Go through the listing below and list every line with "secours".

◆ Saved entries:
- - - - - - -

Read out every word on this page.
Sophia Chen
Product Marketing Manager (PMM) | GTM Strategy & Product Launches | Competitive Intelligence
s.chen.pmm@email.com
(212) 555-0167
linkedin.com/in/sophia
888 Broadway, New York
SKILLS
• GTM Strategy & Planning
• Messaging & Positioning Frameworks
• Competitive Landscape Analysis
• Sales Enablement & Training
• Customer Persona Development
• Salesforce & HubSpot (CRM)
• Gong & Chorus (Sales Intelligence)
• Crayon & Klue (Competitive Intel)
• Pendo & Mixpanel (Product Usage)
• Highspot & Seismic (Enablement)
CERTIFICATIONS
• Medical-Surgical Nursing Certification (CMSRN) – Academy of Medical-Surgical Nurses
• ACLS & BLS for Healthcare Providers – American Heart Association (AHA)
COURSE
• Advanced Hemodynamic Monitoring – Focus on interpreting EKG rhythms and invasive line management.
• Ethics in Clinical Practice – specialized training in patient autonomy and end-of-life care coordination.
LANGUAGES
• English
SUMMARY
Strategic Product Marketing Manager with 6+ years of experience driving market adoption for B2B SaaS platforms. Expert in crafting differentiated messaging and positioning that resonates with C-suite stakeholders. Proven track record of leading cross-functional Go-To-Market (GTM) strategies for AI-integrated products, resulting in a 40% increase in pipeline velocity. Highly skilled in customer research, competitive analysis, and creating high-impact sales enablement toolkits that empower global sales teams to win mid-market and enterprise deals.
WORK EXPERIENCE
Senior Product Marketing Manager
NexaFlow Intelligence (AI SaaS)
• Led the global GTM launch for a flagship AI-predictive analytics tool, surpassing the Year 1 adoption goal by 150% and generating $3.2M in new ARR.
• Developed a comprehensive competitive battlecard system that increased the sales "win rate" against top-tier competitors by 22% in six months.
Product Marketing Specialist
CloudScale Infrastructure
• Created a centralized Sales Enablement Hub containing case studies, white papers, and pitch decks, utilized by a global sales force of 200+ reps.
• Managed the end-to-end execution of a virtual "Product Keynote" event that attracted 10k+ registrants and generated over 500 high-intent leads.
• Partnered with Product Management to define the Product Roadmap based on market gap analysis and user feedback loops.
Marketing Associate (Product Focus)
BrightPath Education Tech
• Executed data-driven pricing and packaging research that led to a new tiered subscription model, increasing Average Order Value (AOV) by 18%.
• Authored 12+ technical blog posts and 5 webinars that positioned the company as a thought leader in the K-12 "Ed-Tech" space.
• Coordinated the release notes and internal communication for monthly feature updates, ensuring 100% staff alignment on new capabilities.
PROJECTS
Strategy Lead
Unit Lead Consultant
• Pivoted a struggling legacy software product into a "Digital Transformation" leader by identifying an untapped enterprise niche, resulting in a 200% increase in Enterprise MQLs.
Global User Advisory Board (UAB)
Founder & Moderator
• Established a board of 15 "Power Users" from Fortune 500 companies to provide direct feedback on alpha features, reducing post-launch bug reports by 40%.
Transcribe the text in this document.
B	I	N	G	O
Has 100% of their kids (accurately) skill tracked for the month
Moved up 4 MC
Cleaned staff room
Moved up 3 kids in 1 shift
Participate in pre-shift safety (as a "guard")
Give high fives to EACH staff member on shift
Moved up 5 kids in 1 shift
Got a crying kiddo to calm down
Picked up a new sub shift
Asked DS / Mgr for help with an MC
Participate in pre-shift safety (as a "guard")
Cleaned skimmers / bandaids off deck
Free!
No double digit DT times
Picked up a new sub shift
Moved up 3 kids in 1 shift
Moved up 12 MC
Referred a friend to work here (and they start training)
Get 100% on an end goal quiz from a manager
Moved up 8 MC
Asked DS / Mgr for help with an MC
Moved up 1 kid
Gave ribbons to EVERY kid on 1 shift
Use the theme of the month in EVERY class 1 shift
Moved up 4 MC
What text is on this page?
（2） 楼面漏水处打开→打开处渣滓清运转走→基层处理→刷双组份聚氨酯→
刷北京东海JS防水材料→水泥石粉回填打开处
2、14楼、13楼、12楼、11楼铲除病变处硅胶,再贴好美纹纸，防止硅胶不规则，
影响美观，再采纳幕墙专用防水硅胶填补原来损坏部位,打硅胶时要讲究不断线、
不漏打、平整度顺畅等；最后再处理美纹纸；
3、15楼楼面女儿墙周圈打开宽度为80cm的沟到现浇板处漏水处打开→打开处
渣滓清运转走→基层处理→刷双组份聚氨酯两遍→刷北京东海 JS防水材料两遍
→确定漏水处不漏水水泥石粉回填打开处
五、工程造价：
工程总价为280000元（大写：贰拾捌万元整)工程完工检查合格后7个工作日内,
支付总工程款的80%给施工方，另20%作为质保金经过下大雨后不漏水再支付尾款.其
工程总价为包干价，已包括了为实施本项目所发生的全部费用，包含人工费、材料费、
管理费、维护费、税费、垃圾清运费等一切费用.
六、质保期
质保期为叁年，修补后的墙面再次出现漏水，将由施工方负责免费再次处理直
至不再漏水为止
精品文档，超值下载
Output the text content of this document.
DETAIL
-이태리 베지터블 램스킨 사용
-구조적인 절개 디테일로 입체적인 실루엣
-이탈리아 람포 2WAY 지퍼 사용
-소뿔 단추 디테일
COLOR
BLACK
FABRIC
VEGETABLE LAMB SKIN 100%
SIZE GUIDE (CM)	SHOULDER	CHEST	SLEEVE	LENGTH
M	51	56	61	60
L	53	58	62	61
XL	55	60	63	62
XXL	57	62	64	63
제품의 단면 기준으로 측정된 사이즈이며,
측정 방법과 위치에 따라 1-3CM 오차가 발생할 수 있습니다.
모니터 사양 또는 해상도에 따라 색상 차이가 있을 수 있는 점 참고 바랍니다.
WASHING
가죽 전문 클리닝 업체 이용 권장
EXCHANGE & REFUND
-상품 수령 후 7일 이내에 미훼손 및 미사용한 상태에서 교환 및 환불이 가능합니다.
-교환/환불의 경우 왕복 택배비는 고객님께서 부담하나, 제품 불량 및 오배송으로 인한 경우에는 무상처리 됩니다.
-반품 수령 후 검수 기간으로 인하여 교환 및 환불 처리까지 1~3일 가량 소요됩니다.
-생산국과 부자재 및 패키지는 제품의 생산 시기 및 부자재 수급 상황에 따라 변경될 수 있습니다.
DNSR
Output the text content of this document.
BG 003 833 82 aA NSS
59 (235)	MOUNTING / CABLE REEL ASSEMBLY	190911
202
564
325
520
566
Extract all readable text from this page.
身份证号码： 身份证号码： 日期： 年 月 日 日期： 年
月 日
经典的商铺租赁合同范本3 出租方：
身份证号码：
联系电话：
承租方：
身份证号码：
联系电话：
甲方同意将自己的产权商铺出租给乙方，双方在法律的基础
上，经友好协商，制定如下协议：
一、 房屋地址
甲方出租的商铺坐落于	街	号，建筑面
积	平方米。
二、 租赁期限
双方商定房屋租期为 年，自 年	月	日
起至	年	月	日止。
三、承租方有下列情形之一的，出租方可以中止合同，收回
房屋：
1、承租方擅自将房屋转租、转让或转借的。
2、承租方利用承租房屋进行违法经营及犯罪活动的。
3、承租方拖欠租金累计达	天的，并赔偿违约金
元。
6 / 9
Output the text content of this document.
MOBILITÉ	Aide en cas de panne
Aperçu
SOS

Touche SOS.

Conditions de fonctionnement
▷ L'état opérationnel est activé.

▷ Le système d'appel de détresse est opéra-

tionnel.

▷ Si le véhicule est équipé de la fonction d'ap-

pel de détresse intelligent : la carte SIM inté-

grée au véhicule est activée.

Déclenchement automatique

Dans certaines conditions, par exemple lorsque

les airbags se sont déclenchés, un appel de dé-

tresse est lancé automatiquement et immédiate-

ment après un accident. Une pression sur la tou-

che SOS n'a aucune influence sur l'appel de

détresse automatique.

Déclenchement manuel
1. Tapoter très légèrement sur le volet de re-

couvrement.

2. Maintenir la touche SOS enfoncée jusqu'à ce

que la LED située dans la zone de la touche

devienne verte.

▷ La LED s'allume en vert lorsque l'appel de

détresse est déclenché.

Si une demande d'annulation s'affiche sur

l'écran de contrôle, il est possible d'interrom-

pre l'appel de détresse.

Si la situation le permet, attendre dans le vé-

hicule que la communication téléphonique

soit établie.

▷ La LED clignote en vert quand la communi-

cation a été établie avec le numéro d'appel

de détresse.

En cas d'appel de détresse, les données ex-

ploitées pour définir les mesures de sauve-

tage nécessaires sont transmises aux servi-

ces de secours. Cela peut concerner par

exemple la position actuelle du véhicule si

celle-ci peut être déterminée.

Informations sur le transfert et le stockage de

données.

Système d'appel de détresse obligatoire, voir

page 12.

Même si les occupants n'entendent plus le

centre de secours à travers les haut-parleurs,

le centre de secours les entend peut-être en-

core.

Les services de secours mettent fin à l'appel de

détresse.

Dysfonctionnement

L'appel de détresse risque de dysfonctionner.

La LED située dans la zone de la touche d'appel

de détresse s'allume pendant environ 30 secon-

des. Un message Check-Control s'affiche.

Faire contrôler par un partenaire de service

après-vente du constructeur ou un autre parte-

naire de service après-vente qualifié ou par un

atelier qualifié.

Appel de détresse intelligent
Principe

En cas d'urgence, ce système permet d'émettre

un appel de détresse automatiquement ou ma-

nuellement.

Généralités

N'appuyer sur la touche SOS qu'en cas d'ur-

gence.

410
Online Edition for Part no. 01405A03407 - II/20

- - - - - - -

◆ Complete response:
ces de secours. Cela peut concerner par
centre de secours à travers les haut-parleurs,
le centre de secours les entend peut-être en-
Les services de secours mettent fin à l'appel de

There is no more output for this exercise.